**RECORDS SUPPLIED**
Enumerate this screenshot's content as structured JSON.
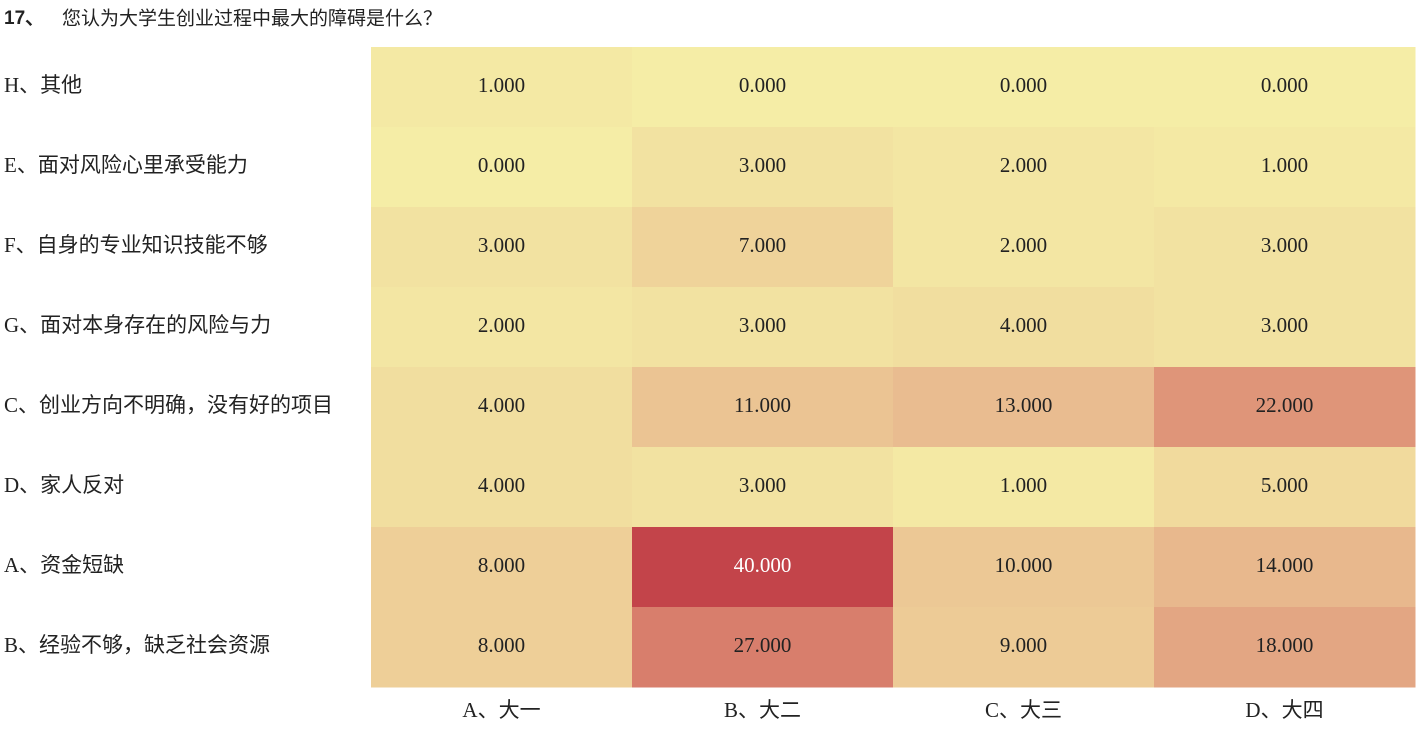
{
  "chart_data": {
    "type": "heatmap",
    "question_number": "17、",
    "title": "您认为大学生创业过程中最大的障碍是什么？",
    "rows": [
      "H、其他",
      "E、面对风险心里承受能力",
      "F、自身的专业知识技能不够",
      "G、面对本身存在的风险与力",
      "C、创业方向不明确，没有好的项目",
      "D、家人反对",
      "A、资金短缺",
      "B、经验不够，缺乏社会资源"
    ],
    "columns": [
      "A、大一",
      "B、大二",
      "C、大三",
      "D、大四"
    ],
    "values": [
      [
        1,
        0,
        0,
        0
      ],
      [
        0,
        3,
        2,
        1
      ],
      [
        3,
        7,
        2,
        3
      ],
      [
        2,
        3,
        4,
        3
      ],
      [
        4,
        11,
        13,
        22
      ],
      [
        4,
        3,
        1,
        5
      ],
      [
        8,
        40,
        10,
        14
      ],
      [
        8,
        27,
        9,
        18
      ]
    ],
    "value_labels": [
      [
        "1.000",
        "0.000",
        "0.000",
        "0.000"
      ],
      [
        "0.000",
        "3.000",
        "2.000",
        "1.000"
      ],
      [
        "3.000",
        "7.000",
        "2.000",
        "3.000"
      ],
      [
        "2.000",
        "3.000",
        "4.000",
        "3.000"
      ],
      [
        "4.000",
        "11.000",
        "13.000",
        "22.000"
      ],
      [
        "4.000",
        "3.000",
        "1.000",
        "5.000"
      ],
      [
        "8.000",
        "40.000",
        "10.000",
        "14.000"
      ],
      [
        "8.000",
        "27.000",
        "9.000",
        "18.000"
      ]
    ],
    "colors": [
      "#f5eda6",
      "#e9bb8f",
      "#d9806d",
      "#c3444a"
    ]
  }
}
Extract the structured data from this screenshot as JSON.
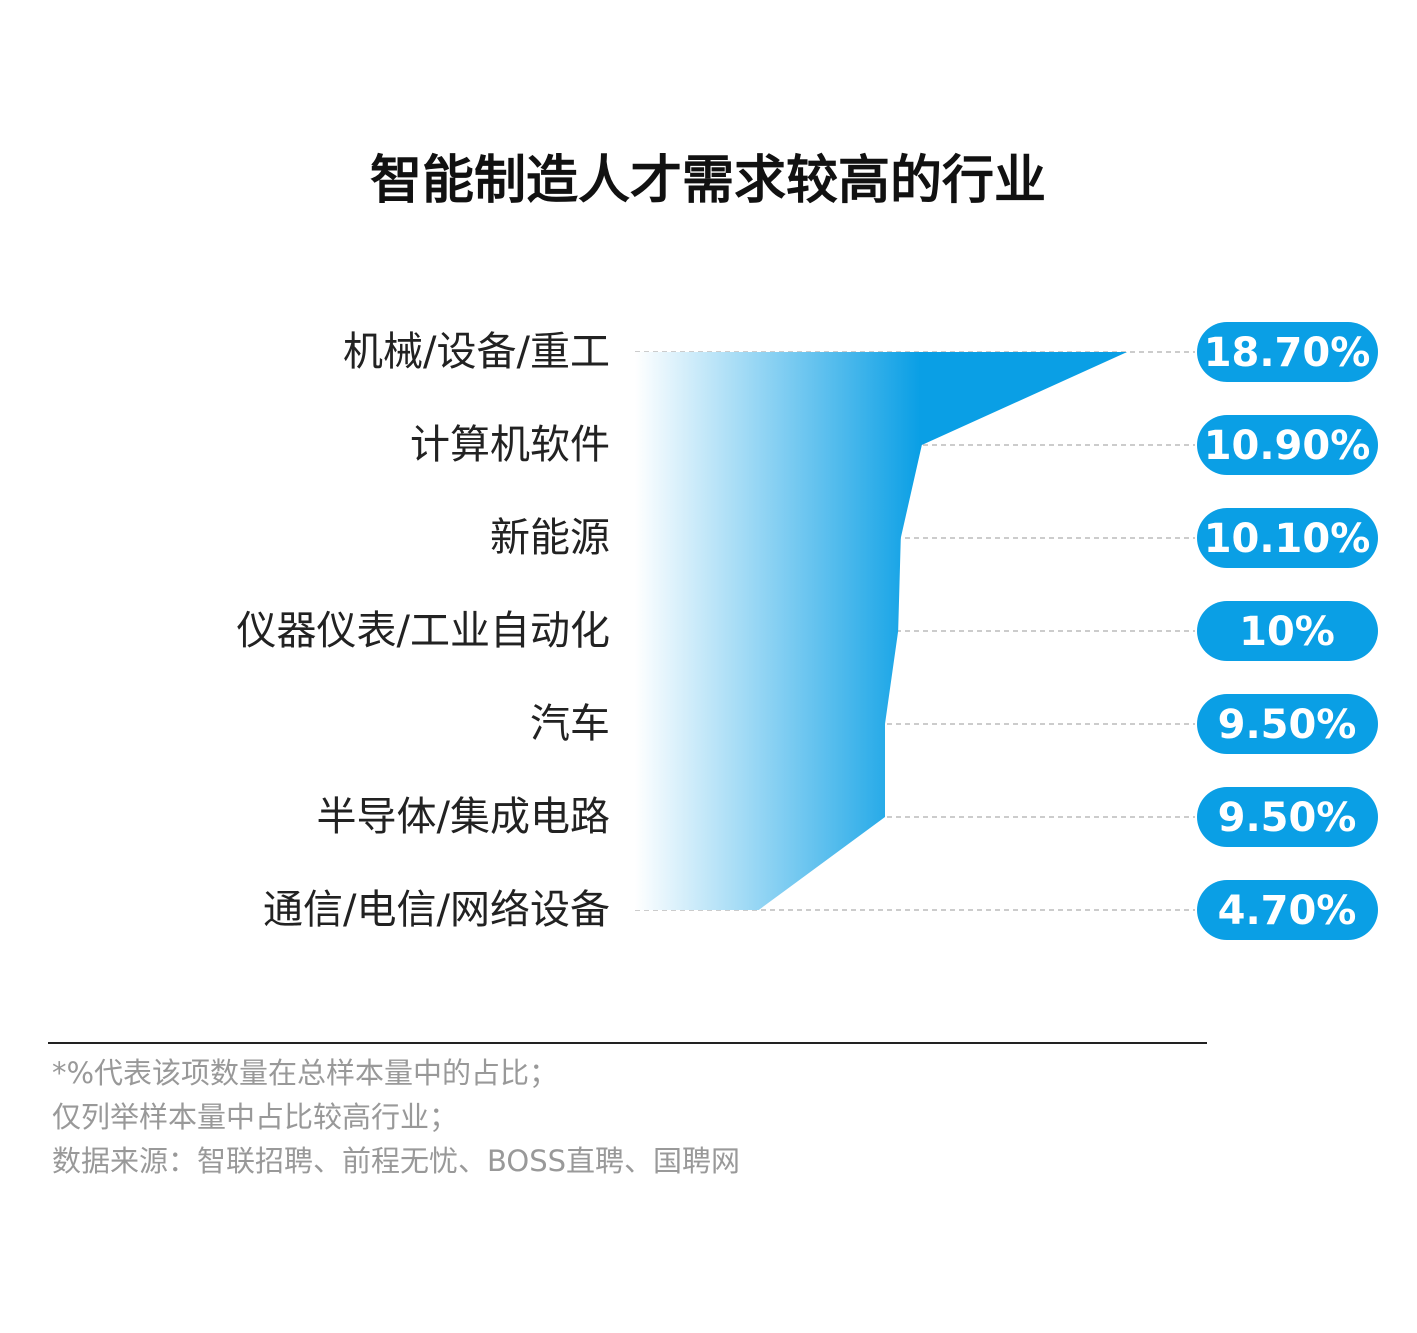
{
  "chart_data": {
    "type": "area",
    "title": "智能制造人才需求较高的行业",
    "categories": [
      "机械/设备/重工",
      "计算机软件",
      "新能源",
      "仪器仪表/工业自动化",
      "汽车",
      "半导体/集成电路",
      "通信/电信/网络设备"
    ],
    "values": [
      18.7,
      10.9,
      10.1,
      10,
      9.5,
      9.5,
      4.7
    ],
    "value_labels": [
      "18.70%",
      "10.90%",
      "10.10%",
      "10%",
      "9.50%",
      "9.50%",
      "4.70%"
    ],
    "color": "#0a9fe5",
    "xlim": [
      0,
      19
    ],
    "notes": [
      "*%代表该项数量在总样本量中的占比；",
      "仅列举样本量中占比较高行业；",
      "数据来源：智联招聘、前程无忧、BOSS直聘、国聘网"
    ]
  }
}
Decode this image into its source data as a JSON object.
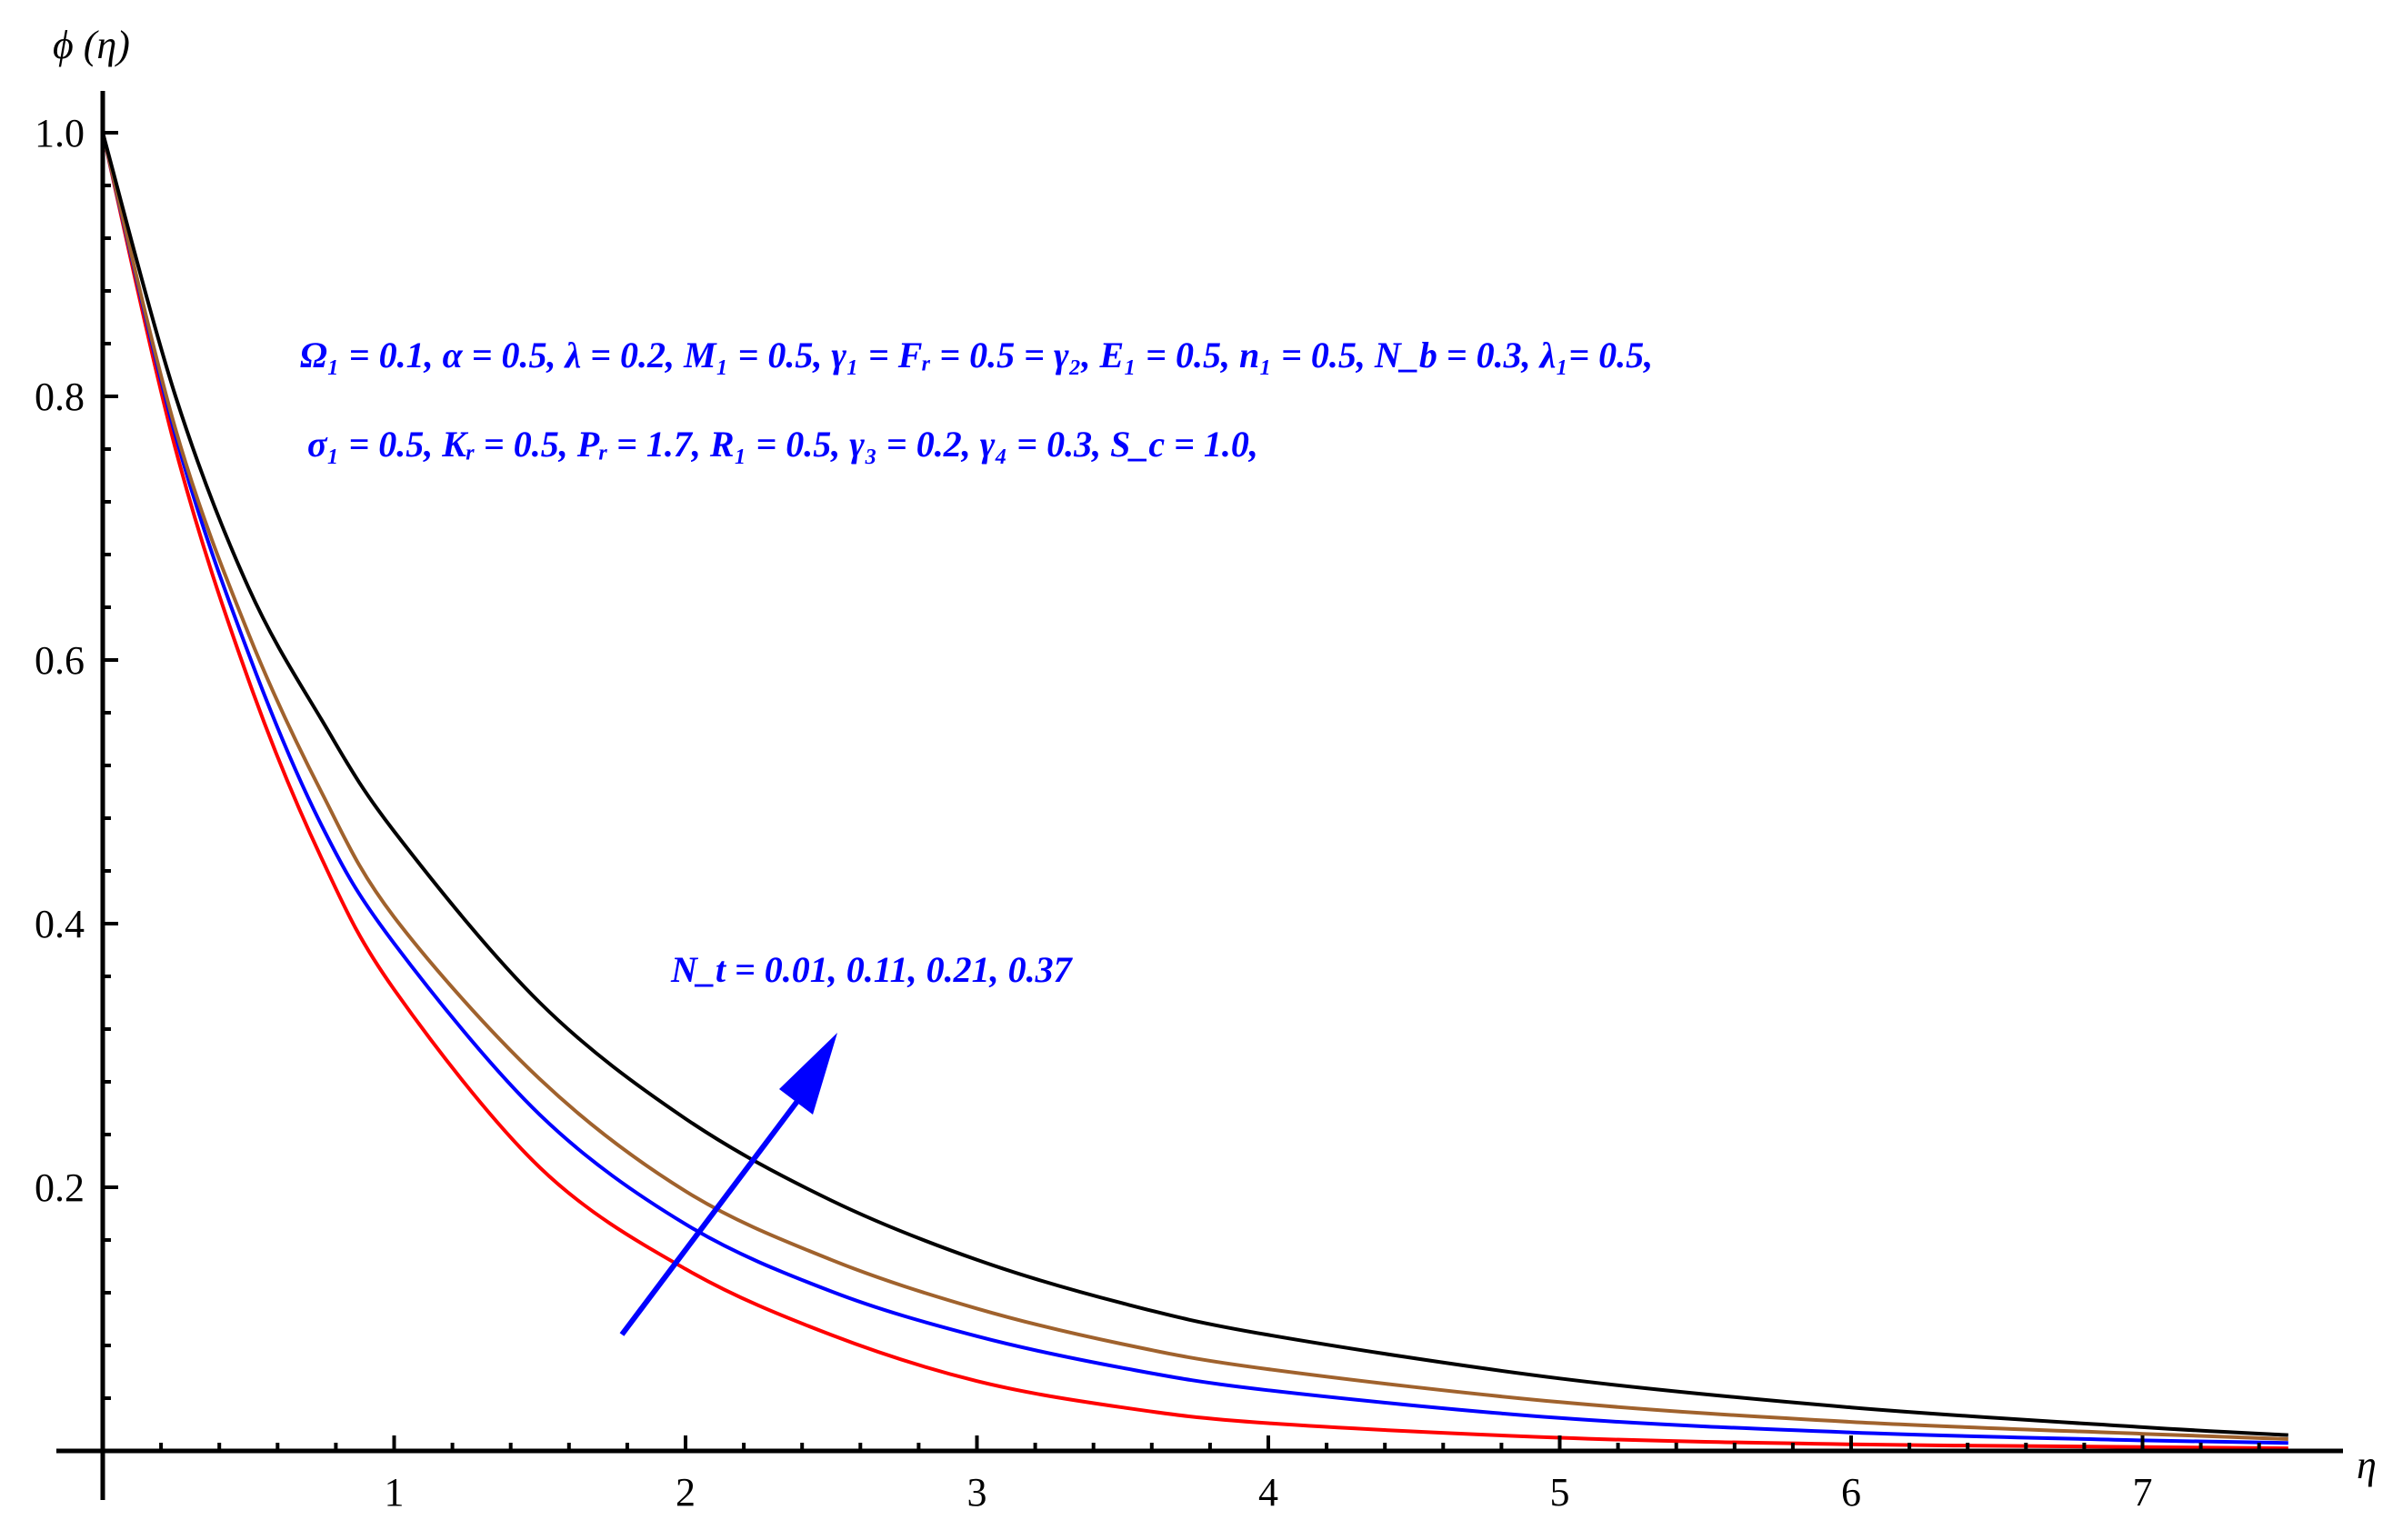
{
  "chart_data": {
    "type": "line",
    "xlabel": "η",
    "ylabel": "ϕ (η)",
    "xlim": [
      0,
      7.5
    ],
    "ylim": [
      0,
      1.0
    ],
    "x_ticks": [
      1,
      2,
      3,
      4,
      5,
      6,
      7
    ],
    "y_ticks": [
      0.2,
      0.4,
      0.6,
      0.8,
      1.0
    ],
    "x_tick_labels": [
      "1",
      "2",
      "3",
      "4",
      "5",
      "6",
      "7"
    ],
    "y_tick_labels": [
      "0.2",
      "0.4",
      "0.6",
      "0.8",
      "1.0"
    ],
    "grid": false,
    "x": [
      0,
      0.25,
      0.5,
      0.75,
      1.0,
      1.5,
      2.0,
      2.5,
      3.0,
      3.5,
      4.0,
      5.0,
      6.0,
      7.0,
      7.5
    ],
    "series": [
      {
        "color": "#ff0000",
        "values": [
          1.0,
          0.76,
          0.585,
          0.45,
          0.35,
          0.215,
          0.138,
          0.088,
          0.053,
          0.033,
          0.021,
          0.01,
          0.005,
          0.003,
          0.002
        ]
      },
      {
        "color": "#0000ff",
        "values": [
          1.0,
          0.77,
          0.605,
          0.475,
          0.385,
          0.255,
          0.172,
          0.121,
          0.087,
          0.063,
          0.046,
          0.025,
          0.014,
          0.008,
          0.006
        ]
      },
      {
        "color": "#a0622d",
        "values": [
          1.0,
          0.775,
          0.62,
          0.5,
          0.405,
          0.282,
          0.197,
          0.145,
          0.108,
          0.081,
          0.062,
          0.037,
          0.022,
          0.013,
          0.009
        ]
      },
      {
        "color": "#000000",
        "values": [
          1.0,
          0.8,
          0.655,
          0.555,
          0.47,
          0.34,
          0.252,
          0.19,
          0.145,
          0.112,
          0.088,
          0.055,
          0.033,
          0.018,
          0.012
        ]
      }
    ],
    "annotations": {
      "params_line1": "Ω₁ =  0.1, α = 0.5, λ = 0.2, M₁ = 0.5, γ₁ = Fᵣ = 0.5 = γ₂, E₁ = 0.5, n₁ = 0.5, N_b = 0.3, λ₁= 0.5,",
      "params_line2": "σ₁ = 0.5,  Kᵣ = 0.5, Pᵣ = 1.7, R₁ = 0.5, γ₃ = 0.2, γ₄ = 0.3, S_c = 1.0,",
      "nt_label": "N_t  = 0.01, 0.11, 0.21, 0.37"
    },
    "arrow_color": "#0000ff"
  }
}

**WORK INSTRUCTIONS**
Quote everything in the listing above exactly; pictures are the only thing to omit.

**RESPONSE**
Enumerate this screenshot's content as structured JSON.
{
  "chart_data": {
    "type": "heatmap",
    "question_number": "17、",
    "title": "您认为大学生创业过程中最大的障碍是什么？",
    "rows": [
      "H、其他",
      "E、面对风险心里承受能力",
      "F、自身的专业知识技能不够",
      "G、面对本身存在的风险与力",
      "C、创业方向不明确，没有好的项目",
      "D、家人反对",
      "A、资金短缺",
      "B、经验不够，缺乏社会资源"
    ],
    "columns": [
      "A、大一",
      "B、大二",
      "C、大三",
      "D、大四"
    ],
    "values": [
      [
        1,
        0,
        0,
        0
      ],
      [
        0,
        3,
        2,
        1
      ],
      [
        3,
        7,
        2,
        3
      ],
      [
        2,
        3,
        4,
        3
      ],
      [
        4,
        11,
        13,
        22
      ],
      [
        4,
        3,
        1,
        5
      ],
      [
        8,
        40,
        10,
        14
      ],
      [
        8,
        27,
        9,
        18
      ]
    ],
    "value_labels": [
      [
        "1.000",
        "0.000",
        "0.000",
        "0.000"
      ],
      [
        "0.000",
        "3.000",
        "2.000",
        "1.000"
      ],
      [
        "3.000",
        "7.000",
        "2.000",
        "3.000"
      ],
      [
        "2.000",
        "3.000",
        "4.000",
        "3.000"
      ],
      [
        "4.000",
        "11.000",
        "13.000",
        "22.000"
      ],
      [
        "4.000",
        "3.000",
        "1.000",
        "5.000"
      ],
      [
        "8.000",
        "40.000",
        "10.000",
        "14.000"
      ],
      [
        "8.000",
        "27.000",
        "9.000",
        "18.000"
      ]
    ],
    "colors": [
      "#f5eda6",
      "#e9bb8f",
      "#d9806d",
      "#c3444a"
    ]
  }
}
Extract the structured data from this screenshot as JSON.
{
  "chart_data": {
    "type": "area",
    "title": "智能制造人才需求较高的行业",
    "categories": [
      "机械/设备/重工",
      "计算机软件",
      "新能源",
      "仪器仪表/工业自动化",
      "汽车",
      "半导体/集成电路",
      "通信/电信/网络设备"
    ],
    "values": [
      18.7,
      10.9,
      10.1,
      10,
      9.5,
      9.5,
      4.7
    ],
    "value_labels": [
      "18.70%",
      "10.90%",
      "10.10%",
      "10%",
      "9.50%",
      "9.50%",
      "4.70%"
    ],
    "color": "#0a9fe5",
    "xlim": [
      0,
      19
    ],
    "notes": [
      "*%代表该项数量在总样本量中的占比；",
      "仅列举样本量中占比较高行业；",
      "数据来源：智联招聘、前程无忧、BOSS直聘、国聘网"
    ]
  }
}
Decode this image into its source data as a JSON object.
{
  "chart_data": {
    "type": "line",
    "xlabel": "η",
    "ylabel": "ϕ (η)",
    "xlim": [
      0,
      7.5
    ],
    "ylim": [
      0,
      1.0
    ],
    "x_ticks": [
      1,
      2,
      3,
      4,
      5,
      6,
      7
    ],
    "y_ticks": [
      0.2,
      0.4,
      0.6,
      0.8,
      1.0
    ],
    "x_tick_labels": [
      "1",
      "2",
      "3",
      "4",
      "5",
      "6",
      "7"
    ],
    "y_tick_labels": [
      "0.2",
      "0.4",
      "0.6",
      "0.8",
      "1.0"
    ],
    "grid": false,
    "x": [
      0,
      0.25,
      0.5,
      0.75,
      1.0,
      1.5,
      2.0,
      2.5,
      3.0,
      3.5,
      4.0,
      5.0,
      6.0,
      7.0,
      7.5
    ],
    "series": [
      {
        "color": "#ff0000",
        "values": [
          1.0,
          0.76,
          0.585,
          0.45,
          0.35,
          0.215,
          0.138,
          0.088,
          0.053,
          0.033,
          0.021,
          0.01,
          0.005,
          0.003,
          0.002
        ]
      },
      {
        "color": "#0000ff",
        "values": [
          1.0,
          0.77,
          0.605,
          0.475,
          0.385,
          0.255,
          0.172,
          0.121,
          0.087,
          0.063,
          0.046,
          0.025,
          0.014,
          0.008,
          0.006
        ]
      },
      {
        "color": "#a0622d",
        "values": [
          1.0,
          0.775,
          0.62,
          0.5,
          0.405,
          0.282,
          0.197,
          0.145,
          0.108,
          0.081,
          0.062,
          0.037,
          0.022,
          0.013,
          0.009
        ]
      },
      {
        "color": "#000000",
        "values": [
          1.0,
          0.8,
          0.655,
          0.555,
          0.47,
          0.34,
          0.252,
          0.19,
          0.145,
          0.112,
          0.088,
          0.055,
          0.033,
          0.018,
          0.012
        ]
      }
    ],
    "annotations": {
      "params_line1": "Ω₁ =  0.1, α = 0.5, λ = 0.2, M₁ = 0.5, γ₁ = Fᵣ = 0.5 = γ₂, E₁ = 0.5, n₁ = 0.5, N_b = 0.3, λ₁= 0.5,",
      "params_line2": "σ₁ = 0.5,  Kᵣ = 0.5, Pᵣ = 1.7, R₁ = 0.5, γ₃ = 0.2, γ₄ = 0.3, S_c = 1.0,",
      "nt_label": "N_t  = 0.01, 0.11, 0.21, 0.37"
    },
    "arrow_color": "#0000ff"
  }
}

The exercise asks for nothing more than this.